STATED PROBLEM - Identify the lines bearing the string "type" and gather them.

EXTRACTED RECORDS -
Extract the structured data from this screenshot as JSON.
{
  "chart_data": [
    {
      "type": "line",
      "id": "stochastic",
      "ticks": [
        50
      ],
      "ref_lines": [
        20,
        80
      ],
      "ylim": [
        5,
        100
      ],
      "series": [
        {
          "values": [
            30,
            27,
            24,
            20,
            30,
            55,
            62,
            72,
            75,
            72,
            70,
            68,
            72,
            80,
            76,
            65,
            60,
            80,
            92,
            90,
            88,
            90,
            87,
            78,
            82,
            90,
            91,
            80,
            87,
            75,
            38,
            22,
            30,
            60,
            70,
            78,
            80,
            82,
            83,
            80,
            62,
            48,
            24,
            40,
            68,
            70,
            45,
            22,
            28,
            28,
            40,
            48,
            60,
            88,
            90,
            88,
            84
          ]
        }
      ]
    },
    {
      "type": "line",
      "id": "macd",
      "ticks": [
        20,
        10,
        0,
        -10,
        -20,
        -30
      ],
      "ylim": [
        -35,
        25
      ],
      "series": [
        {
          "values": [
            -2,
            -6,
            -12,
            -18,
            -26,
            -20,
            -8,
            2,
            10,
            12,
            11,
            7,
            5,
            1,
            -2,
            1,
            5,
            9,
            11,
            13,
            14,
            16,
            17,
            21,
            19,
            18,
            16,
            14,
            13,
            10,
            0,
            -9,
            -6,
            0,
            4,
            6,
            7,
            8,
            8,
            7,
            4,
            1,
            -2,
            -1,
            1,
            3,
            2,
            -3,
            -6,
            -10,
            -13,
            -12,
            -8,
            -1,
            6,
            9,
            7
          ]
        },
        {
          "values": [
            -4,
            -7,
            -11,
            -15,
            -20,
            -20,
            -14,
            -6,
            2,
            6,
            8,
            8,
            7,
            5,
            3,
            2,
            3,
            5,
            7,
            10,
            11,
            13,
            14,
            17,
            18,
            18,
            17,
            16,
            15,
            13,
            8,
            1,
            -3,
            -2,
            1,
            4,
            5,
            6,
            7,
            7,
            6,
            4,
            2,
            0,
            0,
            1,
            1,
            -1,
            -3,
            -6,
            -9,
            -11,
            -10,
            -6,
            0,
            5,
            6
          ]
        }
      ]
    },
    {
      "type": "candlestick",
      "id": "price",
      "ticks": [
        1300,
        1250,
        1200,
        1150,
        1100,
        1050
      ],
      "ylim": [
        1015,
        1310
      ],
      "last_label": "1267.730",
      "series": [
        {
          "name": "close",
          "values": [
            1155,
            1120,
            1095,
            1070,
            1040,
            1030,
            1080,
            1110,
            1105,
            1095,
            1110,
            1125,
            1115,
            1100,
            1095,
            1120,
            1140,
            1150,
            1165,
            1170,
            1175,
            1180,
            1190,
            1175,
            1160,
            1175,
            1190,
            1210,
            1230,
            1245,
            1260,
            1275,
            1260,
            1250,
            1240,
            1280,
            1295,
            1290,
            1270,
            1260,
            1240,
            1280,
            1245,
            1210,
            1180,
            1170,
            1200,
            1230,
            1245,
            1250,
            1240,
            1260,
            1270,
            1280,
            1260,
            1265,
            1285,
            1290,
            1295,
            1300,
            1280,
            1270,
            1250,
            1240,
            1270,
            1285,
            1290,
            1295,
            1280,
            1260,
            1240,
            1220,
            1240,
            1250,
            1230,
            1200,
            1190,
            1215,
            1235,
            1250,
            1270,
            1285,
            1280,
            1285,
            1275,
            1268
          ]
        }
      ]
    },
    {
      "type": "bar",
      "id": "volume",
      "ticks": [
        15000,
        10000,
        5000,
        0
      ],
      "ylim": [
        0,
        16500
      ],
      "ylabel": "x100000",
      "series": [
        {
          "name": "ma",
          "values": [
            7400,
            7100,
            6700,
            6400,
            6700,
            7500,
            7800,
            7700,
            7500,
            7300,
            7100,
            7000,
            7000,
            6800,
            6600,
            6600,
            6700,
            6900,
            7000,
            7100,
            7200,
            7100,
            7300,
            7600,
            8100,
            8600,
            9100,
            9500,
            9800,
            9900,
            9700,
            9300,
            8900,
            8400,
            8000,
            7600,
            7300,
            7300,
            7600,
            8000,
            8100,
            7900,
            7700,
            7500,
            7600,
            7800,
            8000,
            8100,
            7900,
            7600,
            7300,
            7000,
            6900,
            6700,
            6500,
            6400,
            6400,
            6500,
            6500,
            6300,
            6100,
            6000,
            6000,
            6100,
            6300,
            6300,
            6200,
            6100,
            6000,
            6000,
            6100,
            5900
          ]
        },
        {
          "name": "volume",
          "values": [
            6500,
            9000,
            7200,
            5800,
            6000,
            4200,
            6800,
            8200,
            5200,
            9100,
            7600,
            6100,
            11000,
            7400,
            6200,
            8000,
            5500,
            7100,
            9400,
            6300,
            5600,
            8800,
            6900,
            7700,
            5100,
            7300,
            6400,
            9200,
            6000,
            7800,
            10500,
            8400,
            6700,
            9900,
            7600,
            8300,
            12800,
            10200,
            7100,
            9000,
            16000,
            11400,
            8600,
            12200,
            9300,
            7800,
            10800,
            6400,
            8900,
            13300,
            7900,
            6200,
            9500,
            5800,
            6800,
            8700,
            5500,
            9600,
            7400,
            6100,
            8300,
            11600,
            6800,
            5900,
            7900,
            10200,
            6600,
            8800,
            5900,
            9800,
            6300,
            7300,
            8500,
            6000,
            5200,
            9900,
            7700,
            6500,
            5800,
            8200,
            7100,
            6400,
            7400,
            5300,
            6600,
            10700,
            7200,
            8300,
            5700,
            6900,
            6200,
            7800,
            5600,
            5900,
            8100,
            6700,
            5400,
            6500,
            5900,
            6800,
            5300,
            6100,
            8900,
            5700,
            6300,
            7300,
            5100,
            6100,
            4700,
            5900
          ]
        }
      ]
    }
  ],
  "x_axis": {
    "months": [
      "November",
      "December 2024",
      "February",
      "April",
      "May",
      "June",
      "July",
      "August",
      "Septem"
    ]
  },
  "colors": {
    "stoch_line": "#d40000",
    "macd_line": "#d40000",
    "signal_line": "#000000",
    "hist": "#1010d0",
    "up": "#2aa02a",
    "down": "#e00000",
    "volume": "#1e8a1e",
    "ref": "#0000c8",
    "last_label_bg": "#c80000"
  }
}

ANSWER TO THE PROBLEM -
      "type": "line",
      "type": "line",
      "type": "candlestick",
      "type": "bar",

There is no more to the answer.